> _TASK GOAL_
Scan the data below. Pull out each line where "true" occurs.

> _GIVEN DATA_

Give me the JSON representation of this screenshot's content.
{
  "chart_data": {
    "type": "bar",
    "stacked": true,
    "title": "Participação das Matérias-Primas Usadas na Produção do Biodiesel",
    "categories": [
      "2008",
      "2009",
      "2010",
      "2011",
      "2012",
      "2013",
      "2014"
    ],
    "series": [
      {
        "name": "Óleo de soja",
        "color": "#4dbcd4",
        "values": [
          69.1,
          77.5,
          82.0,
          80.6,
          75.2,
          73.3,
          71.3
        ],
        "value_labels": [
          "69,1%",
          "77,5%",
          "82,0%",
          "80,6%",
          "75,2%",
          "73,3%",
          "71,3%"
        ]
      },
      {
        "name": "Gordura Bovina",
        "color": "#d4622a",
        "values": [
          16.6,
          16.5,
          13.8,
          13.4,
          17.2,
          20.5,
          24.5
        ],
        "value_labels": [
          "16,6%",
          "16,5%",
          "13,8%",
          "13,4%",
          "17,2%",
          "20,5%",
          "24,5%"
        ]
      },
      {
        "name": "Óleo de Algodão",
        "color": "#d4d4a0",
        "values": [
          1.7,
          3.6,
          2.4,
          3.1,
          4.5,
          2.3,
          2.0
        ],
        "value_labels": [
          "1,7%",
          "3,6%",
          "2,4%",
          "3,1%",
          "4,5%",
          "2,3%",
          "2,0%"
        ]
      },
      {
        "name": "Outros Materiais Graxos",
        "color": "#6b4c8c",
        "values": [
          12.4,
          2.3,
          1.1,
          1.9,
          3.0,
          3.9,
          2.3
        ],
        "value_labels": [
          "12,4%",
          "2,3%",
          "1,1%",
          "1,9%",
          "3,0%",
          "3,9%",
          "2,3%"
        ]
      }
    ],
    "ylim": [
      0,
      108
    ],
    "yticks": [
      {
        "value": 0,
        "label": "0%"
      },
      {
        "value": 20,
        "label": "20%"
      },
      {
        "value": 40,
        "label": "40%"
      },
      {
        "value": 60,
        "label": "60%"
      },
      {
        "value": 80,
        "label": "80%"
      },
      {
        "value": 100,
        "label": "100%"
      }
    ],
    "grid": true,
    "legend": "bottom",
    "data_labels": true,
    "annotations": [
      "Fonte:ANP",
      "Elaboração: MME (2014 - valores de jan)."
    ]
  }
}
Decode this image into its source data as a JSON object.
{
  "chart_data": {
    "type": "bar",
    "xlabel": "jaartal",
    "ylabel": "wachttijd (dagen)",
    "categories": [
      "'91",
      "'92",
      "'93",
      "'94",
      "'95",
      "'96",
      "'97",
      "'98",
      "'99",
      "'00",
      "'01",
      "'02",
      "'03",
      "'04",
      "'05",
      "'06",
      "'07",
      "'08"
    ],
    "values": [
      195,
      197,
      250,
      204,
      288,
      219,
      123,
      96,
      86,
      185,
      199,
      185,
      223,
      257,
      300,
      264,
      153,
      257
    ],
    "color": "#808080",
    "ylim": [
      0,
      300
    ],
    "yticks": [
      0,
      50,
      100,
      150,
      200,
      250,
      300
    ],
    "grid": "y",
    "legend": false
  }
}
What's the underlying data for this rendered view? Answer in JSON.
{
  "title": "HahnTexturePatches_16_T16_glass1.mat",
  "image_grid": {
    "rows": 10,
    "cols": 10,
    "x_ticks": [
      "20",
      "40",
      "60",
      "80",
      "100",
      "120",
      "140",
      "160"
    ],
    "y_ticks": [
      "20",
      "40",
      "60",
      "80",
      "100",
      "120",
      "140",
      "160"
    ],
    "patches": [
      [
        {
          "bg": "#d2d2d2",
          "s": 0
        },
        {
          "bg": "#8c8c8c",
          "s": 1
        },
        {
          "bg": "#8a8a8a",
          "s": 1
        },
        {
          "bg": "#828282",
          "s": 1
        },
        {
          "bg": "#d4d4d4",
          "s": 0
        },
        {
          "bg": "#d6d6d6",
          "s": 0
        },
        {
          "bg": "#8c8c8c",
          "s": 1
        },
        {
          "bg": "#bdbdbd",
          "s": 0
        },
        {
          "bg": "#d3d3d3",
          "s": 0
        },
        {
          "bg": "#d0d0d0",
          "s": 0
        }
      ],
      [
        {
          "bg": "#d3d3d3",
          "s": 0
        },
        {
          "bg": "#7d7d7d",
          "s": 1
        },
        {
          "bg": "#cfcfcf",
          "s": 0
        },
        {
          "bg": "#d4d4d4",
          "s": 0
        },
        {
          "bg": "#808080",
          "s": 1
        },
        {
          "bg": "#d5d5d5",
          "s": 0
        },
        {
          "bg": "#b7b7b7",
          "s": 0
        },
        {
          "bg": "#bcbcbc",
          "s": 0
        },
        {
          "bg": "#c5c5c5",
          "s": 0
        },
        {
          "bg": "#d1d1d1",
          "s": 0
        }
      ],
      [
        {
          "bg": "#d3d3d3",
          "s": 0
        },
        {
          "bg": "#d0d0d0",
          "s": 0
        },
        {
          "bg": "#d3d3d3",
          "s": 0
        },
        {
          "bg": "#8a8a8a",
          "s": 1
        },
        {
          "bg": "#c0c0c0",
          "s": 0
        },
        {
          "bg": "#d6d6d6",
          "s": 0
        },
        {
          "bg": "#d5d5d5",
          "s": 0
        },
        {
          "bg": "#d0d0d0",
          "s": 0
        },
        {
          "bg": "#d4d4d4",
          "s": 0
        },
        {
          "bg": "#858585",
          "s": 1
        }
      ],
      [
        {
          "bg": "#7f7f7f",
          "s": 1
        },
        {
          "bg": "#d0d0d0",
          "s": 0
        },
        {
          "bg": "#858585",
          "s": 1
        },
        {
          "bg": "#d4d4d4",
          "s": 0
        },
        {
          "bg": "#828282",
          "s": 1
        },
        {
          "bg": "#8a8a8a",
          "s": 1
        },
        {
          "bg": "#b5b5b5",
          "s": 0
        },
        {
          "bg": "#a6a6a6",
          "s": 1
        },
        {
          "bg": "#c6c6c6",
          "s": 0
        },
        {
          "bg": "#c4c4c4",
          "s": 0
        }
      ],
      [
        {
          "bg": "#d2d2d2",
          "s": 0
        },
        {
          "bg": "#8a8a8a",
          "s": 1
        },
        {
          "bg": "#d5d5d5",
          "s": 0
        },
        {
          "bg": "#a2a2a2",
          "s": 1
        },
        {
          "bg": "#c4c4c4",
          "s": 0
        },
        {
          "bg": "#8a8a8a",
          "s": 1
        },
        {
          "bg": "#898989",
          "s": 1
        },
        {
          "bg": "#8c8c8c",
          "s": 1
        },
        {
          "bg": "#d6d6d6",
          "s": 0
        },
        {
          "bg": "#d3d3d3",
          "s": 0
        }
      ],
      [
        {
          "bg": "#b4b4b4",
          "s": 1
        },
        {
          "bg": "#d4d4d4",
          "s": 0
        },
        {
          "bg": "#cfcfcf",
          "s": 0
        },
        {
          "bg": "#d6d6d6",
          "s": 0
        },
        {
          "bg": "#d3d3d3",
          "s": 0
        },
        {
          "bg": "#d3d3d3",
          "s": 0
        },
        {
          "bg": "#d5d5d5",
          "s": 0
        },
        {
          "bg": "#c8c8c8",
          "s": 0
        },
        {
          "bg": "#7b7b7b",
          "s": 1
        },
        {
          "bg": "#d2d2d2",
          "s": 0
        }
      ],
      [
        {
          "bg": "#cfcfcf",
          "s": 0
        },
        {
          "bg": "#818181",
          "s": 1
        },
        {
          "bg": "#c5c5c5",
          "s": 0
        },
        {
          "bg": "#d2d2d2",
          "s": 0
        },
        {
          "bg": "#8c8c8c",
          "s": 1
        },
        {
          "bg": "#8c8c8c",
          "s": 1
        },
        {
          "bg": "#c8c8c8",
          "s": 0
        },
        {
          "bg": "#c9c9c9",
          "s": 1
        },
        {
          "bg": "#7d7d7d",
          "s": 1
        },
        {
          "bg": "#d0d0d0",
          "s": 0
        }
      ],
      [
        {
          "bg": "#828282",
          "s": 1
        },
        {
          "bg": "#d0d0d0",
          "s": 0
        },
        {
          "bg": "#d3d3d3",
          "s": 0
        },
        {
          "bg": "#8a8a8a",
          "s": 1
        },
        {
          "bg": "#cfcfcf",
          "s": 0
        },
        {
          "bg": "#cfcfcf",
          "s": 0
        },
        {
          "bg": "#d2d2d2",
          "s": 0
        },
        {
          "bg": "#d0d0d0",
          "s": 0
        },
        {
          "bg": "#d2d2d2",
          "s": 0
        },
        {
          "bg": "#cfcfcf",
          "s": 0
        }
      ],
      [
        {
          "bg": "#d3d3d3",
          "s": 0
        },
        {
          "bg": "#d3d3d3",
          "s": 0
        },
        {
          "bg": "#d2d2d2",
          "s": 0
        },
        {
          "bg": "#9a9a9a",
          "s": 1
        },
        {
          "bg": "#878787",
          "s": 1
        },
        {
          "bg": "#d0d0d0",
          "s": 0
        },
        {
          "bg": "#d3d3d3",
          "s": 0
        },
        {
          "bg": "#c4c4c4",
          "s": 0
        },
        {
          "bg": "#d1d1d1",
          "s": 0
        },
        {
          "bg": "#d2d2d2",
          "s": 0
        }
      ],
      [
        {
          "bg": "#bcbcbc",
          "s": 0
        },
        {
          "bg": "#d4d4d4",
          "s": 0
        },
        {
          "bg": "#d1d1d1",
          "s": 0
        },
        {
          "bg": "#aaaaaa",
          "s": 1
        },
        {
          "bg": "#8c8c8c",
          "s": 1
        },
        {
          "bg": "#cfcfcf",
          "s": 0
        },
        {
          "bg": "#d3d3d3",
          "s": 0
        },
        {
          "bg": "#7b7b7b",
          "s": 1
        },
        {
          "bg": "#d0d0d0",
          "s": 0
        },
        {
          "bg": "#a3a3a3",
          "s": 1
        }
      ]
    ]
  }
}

> _SOLUTION TO THE PROBLEM_
    "stacked": true,
    "grid": true,
    "data_labels": true,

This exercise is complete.